Instructions for the task: Lines containing the word "Berlin" should be extracted in full.

....

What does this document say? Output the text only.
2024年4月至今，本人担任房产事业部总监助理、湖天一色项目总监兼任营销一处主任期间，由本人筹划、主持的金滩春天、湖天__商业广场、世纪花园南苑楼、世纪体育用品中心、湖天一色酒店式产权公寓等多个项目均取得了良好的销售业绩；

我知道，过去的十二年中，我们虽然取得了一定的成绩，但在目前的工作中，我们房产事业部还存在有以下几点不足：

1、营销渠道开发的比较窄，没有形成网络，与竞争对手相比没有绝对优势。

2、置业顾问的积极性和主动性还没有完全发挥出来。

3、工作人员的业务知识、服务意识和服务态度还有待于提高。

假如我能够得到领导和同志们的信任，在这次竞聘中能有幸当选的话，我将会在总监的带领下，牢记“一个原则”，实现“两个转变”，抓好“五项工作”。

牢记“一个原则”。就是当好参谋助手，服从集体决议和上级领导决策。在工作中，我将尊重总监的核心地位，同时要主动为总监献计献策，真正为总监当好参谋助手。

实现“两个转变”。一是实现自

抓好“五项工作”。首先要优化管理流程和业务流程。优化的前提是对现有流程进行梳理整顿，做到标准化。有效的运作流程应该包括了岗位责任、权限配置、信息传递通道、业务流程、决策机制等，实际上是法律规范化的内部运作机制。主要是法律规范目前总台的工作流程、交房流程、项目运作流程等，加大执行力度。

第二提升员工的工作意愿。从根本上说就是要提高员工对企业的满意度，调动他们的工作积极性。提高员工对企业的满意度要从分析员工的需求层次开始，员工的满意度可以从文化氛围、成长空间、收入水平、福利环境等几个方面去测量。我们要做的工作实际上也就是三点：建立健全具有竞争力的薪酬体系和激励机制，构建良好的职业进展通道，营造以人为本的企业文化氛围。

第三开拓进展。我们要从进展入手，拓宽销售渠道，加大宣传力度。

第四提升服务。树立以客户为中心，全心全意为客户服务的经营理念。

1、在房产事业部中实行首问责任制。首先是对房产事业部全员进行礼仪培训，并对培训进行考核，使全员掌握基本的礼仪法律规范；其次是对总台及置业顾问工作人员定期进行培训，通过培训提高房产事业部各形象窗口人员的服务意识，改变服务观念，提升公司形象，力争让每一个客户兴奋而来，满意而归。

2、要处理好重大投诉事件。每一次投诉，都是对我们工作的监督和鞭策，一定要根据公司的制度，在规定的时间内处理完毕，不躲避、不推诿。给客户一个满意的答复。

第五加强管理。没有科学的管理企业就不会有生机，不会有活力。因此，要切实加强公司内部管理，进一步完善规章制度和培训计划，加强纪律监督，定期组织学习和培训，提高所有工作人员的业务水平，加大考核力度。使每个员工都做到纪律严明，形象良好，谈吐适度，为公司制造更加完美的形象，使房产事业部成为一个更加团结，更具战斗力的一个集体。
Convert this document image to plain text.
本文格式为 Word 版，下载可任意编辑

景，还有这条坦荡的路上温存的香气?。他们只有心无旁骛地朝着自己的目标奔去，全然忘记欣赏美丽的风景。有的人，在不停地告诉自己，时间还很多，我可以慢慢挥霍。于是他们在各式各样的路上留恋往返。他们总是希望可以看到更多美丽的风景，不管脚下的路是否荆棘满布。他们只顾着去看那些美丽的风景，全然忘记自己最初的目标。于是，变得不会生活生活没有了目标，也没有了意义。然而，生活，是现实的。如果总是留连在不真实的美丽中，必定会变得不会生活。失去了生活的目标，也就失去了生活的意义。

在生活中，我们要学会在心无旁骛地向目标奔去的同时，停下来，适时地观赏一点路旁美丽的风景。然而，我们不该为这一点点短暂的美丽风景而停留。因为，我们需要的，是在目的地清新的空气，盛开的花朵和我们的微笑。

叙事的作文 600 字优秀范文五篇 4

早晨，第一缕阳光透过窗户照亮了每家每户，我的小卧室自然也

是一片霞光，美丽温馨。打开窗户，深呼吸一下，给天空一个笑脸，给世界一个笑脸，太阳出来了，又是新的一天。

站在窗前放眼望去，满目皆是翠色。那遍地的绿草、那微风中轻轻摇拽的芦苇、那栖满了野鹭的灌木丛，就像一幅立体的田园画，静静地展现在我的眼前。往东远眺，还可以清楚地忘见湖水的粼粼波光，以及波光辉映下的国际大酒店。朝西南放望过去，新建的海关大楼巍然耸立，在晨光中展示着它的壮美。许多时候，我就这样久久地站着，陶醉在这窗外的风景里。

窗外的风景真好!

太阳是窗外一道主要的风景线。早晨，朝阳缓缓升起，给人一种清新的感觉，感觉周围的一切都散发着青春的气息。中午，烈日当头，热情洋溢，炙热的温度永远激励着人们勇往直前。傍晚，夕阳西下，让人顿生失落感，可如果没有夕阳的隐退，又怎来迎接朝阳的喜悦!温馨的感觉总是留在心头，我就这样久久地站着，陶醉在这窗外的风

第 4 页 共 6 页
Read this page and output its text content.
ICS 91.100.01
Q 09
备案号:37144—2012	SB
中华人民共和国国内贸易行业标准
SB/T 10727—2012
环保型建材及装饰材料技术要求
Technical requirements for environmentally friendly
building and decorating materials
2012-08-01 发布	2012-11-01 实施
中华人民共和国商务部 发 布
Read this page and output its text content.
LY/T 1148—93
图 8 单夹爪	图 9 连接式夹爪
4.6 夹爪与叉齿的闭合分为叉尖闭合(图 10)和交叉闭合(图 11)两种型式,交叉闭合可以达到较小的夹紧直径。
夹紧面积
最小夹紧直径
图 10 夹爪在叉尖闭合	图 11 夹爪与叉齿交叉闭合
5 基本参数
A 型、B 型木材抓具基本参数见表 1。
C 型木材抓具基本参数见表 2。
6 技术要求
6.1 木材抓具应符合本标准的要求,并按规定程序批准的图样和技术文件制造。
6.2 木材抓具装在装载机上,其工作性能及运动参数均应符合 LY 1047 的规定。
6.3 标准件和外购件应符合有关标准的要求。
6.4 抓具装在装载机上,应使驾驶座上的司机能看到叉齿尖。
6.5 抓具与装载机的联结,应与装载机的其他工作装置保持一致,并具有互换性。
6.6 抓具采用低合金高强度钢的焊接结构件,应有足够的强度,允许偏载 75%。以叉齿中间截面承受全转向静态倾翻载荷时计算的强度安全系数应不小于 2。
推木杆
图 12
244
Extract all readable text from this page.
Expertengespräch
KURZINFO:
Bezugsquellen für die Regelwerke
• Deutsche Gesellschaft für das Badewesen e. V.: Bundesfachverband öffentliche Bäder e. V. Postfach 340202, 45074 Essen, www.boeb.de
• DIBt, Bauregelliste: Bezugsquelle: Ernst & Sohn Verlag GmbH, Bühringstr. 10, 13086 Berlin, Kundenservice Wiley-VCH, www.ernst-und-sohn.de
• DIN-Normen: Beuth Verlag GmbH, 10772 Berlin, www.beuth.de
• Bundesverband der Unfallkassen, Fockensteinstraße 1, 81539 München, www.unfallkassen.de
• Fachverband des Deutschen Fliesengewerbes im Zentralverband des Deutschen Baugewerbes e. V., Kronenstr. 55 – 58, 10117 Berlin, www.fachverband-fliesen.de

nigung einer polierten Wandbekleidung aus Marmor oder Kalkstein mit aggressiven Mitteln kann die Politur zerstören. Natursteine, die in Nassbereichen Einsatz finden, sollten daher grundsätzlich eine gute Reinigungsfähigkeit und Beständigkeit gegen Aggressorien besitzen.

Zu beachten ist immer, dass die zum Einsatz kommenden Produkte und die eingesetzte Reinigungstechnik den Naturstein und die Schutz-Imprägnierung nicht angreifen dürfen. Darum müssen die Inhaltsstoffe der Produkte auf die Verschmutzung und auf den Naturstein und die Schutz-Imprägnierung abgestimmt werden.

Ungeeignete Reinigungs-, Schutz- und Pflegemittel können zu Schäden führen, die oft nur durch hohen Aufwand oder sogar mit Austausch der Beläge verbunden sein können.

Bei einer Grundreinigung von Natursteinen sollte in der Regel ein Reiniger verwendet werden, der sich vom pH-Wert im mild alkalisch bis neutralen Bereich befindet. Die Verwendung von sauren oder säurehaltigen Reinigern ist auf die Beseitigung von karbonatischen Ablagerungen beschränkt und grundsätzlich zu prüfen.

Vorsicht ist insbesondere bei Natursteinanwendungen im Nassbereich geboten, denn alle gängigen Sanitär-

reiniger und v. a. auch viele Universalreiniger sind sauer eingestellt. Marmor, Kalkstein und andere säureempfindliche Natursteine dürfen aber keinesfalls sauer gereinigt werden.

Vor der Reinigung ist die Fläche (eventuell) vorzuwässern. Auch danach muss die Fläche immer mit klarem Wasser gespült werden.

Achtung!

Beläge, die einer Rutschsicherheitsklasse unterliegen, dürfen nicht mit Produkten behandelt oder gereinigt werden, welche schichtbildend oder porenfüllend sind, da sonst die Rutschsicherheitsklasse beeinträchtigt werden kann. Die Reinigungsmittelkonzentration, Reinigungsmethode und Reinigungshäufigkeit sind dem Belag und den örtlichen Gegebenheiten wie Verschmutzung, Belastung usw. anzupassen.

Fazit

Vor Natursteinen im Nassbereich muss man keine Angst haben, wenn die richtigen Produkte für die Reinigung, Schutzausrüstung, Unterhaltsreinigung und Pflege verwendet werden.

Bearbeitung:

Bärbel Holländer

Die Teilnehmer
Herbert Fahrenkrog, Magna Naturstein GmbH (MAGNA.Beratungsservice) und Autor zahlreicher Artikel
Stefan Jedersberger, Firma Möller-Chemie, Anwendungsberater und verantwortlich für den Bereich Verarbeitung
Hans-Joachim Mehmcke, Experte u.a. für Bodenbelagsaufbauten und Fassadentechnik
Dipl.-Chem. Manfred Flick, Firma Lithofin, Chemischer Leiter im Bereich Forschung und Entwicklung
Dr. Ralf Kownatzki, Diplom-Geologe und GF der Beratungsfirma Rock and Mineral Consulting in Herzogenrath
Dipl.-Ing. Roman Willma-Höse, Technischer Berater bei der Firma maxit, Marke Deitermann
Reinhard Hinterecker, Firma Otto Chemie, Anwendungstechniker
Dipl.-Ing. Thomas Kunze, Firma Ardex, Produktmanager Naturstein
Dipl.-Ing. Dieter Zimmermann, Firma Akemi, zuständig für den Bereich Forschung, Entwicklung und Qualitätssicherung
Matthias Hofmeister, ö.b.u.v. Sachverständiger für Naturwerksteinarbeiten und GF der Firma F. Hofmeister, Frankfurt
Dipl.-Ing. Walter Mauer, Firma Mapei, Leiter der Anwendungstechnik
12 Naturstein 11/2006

....

Complete response:
• DIBt, Bauregelliste: Bezugsquelle: Ernst & Sohn Verlag GmbH, Bühringstr. 10, 13086 Berlin, Kundenservice Wiley-VCH, www.ernst-und-sohn.de
• DIN-Normen: Beuth Verlag GmbH, 10772 Berlin, www.beuth.de
• Fachverband des Deutschen Fliesengewerbes im Zentralverband des Deutschen Baugewerbes e. V., Kronenstr. 55 – 58, 10117 Berlin, www.fachverband-fliesen.de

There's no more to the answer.